[start SUPPLIED RECORDS]

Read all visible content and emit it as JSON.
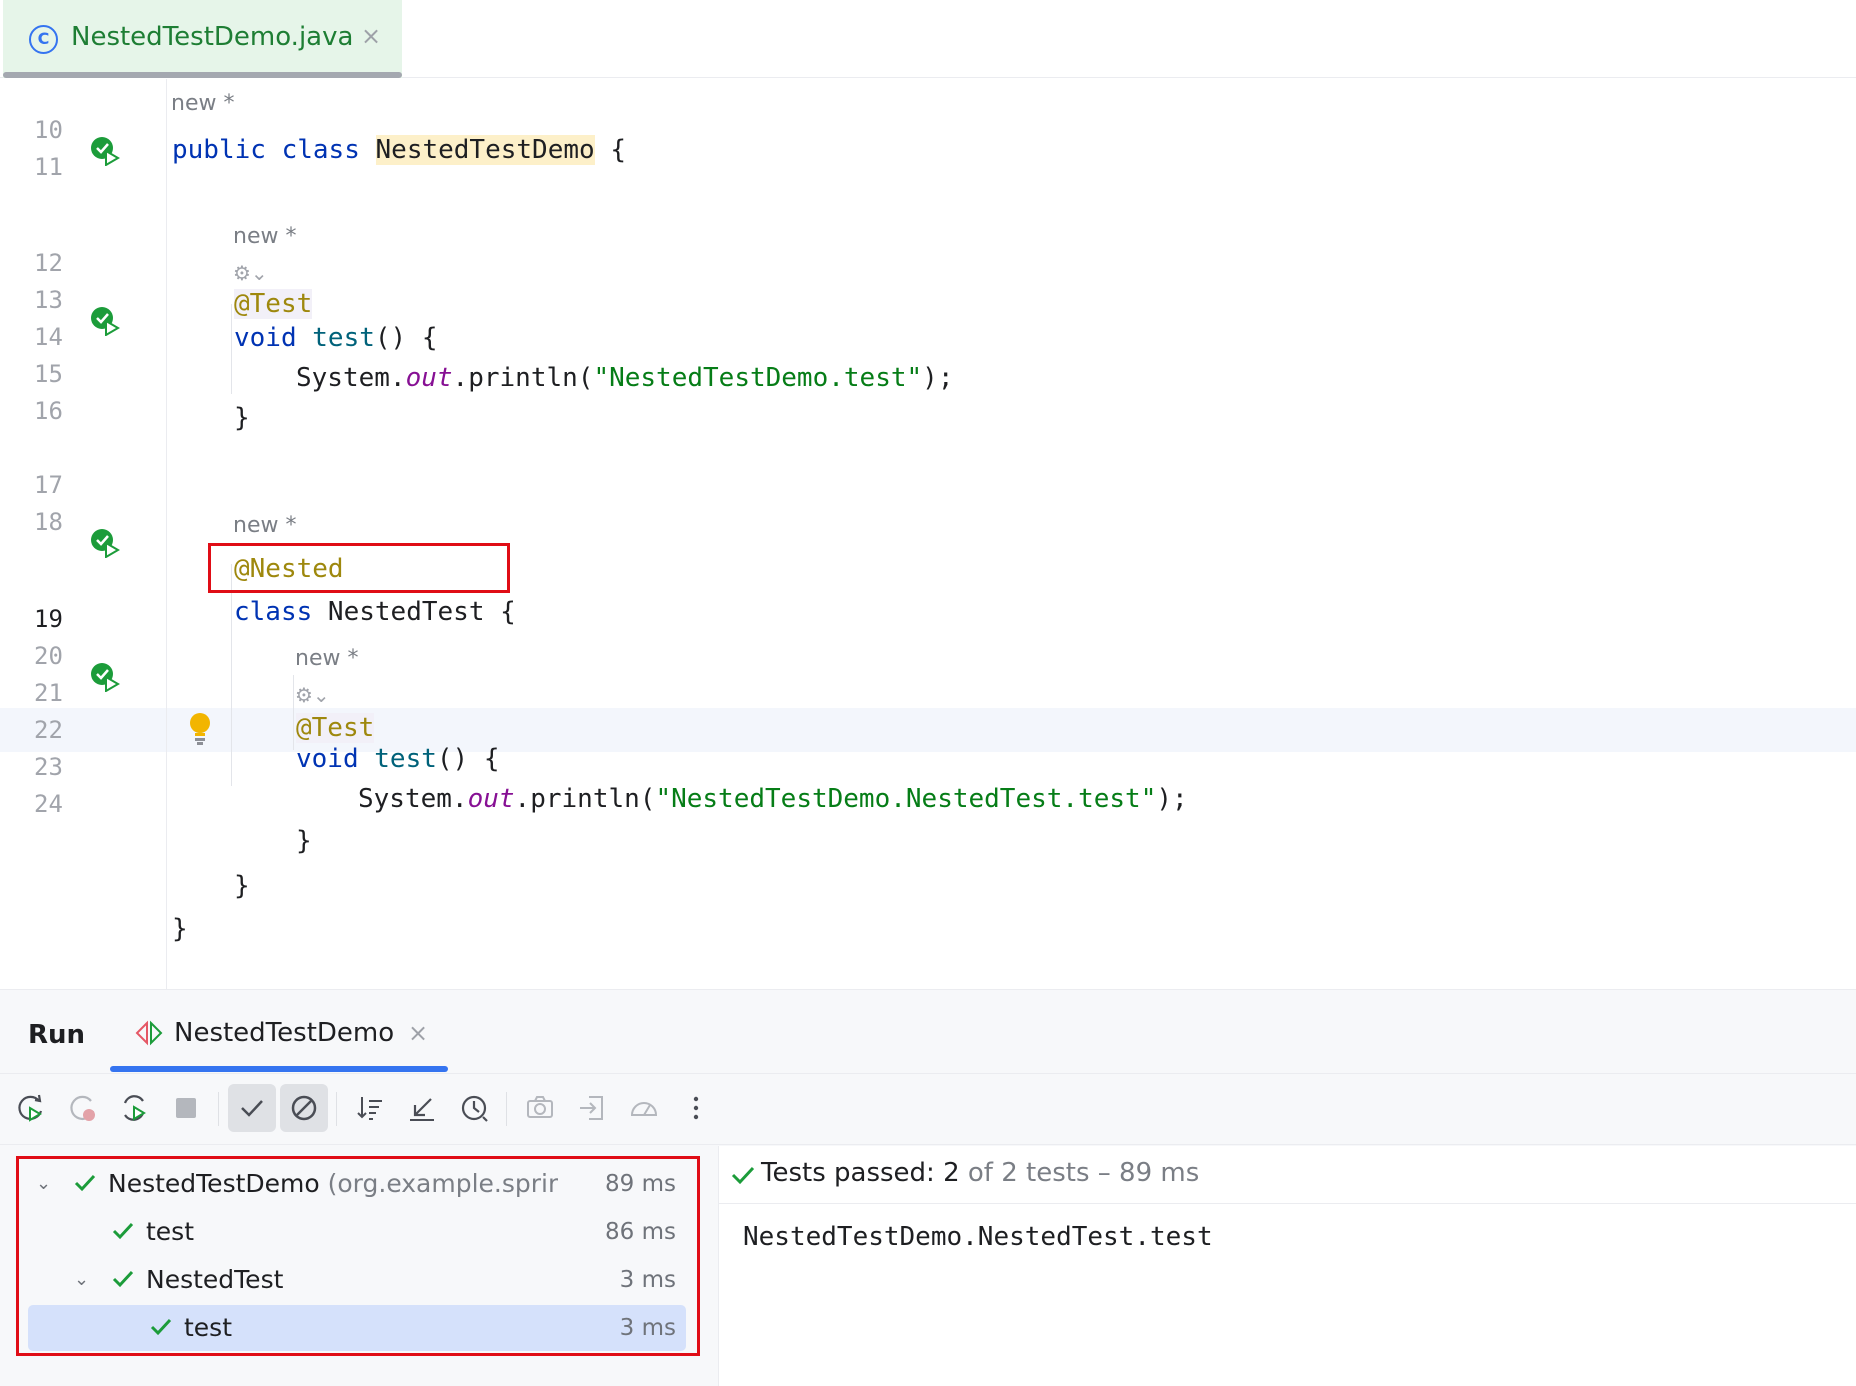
{
  "tab": {
    "filename": "NestedTestDemo.java",
    "close": "×",
    "class_icon_letter": "C"
  },
  "editor": {
    "lines": {
      "l10": "10",
      "l11": "11",
      "l12": "12",
      "l13": "13",
      "l14": "14",
      "l15": "15",
      "l16": "16",
      "l17": "17",
      "l18": "18",
      "l19": "19",
      "l20": "20",
      "l21": "21",
      "l22": "22",
      "l23": "23",
      "l24": "24"
    },
    "hint_new": "new *",
    "tokens": {
      "public": "public",
      "class": "class",
      "class_name": "NestedTestDemo",
      "open_brace": " {",
      "at_test": "@Test",
      "void": "void",
      "test": "test",
      "parens_brace": "() {",
      "system": "System.",
      "out": "out",
      "println": ".println(",
      "str1": "\"NestedTestDemo.test\"",
      "str2": "\"NestedTestDemo.NestedTest.test\"",
      "close_call": ");",
      "close_brace": "}",
      "at_nested": "@Nested",
      "nested_class_name": " NestedTest {"
    }
  },
  "run": {
    "title": "Run",
    "tab_label": "NestedTestDemo",
    "tab_close": "×",
    "tree": [
      {
        "name": "NestedTestDemo",
        "pkg": " (org.example.springboot",
        "duration": "89 ms"
      },
      {
        "name": "test",
        "duration": "86 ms"
      },
      {
        "name": "NestedTest",
        "duration": "3 ms"
      },
      {
        "name": "test",
        "duration": "3 ms"
      }
    ],
    "status": {
      "prefix": "Tests passed: ",
      "passed": "2",
      "of": " of 2 tests",
      "dash": " – 89 ms"
    },
    "console_output": "NestedTestDemo.NestedTest.test"
  },
  "colors": {
    "keyword": "#0033b3",
    "annotation": "#9e880d",
    "string": "#067d17",
    "field": "#871094",
    "method": "#00627a",
    "pass_green": "#1c9c3a",
    "highlight_red": "#e00d16",
    "accent_blue": "#3574f0"
  }
}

[end SUPPLIED RECORDS]

▸ **WHAT TO DO**:
In the listing, find all lines with the string "NestedTestDemo" and copy them.

▸ **RESPONSE TO THIS TASK**:
    "filename": "NestedTestDemo.java",
      "class_name": "NestedTestDemo",
      "str1": "\"NestedTestDemo.test\"",
      "str2": "\"NestedTestDemo.NestedTest.test\"",
    "tab_label": "NestedTestDemo",
        "name": "NestedTestDemo",
    "console_output": "NestedTestDemo.NestedTest.test"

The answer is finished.